Excerpt from a dataset:

════

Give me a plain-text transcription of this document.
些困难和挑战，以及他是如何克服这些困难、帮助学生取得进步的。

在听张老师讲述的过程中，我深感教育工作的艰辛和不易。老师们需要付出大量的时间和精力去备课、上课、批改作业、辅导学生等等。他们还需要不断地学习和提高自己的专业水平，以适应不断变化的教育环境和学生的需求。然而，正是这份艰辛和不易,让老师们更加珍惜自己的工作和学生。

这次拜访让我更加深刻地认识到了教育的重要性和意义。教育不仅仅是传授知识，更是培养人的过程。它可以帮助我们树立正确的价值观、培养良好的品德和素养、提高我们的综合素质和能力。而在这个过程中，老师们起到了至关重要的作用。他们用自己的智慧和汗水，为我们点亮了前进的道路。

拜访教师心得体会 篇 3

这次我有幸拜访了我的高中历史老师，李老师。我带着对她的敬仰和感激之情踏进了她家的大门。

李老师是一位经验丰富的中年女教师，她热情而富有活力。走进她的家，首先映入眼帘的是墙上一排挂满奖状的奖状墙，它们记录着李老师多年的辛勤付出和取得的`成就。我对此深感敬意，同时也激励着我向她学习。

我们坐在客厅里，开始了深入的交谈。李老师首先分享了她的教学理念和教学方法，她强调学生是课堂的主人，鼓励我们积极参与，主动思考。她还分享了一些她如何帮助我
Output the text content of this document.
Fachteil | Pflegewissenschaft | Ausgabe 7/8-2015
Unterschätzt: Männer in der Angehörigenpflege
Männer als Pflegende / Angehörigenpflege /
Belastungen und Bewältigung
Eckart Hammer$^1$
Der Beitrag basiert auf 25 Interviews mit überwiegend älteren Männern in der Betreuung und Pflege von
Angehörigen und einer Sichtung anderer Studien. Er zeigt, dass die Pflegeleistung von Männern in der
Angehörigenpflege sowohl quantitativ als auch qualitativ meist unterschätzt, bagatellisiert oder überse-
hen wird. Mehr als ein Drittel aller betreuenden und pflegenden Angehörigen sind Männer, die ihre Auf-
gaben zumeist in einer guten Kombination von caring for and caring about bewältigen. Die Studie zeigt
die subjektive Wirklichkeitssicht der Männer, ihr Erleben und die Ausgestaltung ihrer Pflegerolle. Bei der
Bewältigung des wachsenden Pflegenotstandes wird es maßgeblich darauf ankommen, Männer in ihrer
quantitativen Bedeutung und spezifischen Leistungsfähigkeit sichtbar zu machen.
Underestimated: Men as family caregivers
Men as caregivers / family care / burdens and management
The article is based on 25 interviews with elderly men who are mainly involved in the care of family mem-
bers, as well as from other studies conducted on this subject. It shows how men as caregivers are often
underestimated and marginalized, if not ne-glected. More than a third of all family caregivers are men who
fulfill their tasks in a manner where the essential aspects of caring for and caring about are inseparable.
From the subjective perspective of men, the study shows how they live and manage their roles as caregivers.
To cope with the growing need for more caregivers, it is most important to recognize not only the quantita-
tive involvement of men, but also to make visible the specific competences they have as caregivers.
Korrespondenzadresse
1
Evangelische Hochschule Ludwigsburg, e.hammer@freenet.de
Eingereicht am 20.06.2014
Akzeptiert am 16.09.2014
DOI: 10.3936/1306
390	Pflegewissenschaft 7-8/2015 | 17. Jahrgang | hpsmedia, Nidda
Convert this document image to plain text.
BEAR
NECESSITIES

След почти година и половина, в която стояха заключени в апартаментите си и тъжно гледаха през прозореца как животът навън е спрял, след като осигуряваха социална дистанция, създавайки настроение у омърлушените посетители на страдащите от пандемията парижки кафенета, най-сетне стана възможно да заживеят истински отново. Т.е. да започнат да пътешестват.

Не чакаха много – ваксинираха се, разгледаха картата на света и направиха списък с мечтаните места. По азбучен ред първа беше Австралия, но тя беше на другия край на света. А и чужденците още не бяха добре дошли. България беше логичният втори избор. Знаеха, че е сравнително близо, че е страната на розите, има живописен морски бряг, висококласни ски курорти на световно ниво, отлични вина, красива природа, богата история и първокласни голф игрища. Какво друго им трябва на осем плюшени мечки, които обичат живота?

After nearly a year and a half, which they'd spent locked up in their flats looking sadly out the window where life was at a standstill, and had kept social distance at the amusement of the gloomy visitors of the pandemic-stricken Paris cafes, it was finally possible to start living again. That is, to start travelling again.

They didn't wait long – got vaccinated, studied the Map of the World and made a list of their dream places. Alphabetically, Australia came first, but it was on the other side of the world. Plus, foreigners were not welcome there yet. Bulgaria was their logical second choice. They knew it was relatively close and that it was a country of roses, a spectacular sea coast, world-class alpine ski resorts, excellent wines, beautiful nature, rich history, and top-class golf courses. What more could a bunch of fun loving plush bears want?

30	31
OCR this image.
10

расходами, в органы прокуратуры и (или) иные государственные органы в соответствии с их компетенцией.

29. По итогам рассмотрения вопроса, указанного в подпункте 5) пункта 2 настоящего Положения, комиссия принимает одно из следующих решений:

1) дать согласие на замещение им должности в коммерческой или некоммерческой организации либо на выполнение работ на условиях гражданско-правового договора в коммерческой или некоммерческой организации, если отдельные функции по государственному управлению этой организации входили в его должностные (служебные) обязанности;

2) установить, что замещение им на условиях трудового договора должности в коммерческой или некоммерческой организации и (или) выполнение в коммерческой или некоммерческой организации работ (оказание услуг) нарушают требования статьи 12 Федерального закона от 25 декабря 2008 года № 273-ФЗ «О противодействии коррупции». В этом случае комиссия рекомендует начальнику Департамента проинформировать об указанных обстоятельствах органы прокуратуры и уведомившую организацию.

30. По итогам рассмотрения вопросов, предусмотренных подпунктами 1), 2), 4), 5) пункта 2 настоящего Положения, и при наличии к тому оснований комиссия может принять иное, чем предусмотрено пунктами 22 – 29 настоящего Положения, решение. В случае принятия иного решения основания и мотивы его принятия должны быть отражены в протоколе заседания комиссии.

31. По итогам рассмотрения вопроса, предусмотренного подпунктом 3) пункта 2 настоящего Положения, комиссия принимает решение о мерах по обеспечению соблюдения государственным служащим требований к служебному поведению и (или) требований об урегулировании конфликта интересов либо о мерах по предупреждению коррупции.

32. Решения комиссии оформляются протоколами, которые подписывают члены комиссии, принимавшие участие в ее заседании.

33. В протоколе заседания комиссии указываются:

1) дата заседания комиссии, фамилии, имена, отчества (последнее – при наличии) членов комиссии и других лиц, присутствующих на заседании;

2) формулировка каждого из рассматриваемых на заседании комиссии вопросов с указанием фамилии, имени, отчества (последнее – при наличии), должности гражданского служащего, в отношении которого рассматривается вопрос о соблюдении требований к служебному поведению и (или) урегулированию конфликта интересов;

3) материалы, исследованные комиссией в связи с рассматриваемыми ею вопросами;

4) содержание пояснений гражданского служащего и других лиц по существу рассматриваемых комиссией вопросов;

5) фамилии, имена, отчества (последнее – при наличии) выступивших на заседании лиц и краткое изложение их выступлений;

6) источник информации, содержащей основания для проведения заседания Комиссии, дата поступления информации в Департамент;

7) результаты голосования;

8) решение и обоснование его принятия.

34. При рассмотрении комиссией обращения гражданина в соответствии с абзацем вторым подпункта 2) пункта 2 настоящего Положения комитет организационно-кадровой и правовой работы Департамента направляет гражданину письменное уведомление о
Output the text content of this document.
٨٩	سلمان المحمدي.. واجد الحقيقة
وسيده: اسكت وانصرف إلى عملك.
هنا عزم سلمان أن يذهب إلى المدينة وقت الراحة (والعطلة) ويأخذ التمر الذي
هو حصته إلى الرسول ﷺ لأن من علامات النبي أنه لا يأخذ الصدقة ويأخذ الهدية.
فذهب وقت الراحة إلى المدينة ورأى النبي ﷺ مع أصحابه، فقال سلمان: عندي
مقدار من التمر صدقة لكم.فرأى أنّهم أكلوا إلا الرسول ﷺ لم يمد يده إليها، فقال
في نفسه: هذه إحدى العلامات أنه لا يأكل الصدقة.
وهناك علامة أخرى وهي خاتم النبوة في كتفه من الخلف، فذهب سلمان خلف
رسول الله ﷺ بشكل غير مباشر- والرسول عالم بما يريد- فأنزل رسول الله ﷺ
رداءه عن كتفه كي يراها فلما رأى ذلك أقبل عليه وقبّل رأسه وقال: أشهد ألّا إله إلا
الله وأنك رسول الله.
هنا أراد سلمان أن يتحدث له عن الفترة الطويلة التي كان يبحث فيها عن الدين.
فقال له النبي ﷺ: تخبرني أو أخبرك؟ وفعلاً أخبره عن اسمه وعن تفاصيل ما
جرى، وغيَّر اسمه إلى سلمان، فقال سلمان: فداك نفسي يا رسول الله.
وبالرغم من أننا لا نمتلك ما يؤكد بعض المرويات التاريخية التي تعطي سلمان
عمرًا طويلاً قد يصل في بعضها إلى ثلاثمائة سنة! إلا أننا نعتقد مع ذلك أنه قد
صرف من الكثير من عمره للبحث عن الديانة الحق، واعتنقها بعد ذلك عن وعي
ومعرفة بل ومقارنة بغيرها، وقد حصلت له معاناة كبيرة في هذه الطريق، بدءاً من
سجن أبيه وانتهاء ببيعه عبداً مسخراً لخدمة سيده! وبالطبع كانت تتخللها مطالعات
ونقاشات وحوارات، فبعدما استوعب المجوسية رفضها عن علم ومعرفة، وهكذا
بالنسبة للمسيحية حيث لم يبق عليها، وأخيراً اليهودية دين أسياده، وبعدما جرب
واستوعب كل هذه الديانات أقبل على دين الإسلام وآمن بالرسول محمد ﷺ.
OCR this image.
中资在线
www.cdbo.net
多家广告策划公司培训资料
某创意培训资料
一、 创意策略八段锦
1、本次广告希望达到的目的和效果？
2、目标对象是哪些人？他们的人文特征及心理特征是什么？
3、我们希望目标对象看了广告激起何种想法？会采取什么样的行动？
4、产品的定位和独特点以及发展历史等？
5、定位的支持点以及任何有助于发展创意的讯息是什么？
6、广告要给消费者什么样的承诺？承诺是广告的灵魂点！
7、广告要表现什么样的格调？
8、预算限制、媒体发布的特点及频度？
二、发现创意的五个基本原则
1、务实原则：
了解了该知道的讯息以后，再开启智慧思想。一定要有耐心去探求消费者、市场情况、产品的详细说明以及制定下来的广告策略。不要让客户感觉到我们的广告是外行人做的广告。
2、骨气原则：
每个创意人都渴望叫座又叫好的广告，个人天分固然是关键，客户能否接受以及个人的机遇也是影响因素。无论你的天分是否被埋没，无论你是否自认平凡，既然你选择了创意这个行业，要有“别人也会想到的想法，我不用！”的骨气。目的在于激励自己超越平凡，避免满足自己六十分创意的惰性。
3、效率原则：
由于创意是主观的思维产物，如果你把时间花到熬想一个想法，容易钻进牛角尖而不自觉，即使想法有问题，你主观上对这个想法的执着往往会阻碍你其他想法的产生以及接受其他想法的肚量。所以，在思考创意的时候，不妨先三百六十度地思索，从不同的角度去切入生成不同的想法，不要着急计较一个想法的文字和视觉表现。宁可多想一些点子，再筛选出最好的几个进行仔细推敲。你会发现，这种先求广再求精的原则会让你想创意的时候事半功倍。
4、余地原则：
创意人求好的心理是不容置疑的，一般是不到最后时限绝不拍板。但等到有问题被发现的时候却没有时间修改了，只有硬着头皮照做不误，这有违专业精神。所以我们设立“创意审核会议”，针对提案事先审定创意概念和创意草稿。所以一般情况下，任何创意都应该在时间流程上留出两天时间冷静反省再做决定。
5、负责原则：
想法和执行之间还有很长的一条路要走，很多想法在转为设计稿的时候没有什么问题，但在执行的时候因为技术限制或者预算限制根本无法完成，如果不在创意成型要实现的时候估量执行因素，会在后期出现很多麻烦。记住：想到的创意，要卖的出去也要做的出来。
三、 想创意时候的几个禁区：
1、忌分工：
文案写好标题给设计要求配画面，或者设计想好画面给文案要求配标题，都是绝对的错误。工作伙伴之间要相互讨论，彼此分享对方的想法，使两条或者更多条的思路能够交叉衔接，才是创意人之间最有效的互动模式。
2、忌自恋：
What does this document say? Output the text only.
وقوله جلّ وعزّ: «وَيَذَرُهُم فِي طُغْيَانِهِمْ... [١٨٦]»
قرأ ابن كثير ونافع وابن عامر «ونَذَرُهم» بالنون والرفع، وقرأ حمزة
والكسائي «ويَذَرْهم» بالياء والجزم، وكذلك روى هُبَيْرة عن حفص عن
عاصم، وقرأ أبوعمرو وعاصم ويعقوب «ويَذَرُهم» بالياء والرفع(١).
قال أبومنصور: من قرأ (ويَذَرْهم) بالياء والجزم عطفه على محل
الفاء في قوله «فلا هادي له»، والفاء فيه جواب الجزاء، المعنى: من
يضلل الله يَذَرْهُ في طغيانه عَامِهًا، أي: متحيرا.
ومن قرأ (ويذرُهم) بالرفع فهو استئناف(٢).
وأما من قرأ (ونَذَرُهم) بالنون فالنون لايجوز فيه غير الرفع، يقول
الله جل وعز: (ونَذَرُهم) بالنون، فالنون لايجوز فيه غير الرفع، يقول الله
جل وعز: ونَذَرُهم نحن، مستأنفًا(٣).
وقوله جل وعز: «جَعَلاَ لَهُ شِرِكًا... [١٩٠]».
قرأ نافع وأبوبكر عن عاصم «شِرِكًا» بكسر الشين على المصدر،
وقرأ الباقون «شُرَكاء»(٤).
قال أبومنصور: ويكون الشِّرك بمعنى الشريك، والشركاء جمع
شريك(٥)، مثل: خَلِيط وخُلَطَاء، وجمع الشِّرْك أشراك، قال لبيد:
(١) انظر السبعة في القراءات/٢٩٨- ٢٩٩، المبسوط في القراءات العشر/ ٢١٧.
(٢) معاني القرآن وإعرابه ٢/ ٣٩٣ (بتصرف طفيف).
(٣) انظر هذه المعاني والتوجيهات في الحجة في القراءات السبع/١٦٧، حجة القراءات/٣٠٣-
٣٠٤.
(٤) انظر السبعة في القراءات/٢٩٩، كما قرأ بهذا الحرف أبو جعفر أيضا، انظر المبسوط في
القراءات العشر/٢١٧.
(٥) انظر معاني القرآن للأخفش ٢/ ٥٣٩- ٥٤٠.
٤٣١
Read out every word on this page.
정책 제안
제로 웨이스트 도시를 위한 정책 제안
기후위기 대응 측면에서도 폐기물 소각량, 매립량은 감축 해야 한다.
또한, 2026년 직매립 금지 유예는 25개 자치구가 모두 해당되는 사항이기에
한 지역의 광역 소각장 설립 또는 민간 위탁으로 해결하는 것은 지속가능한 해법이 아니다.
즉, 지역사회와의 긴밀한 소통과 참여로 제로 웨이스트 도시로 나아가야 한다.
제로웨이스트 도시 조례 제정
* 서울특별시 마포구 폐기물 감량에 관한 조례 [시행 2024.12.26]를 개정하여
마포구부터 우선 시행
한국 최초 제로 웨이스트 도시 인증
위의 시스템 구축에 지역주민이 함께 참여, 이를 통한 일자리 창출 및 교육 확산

════

WRITTEN EXERCISE: Wherever a line in the data above holds "بالنون", copy that line.

ANSWER TO THIS PROBLEM:
قرأ ابن كثير ونافع وابن عامر «ونَذَرُهم» بالنون والرفع، وقرأ حمزة
وأما من قرأ (ونَذَرُهم) بالنون فالنون لايجوز فيه غير الرفع، يقول
الله جل وعز: (ونَذَرُهم) بالنون، فالنون لايجوز فيه غير الرفع، يقول الله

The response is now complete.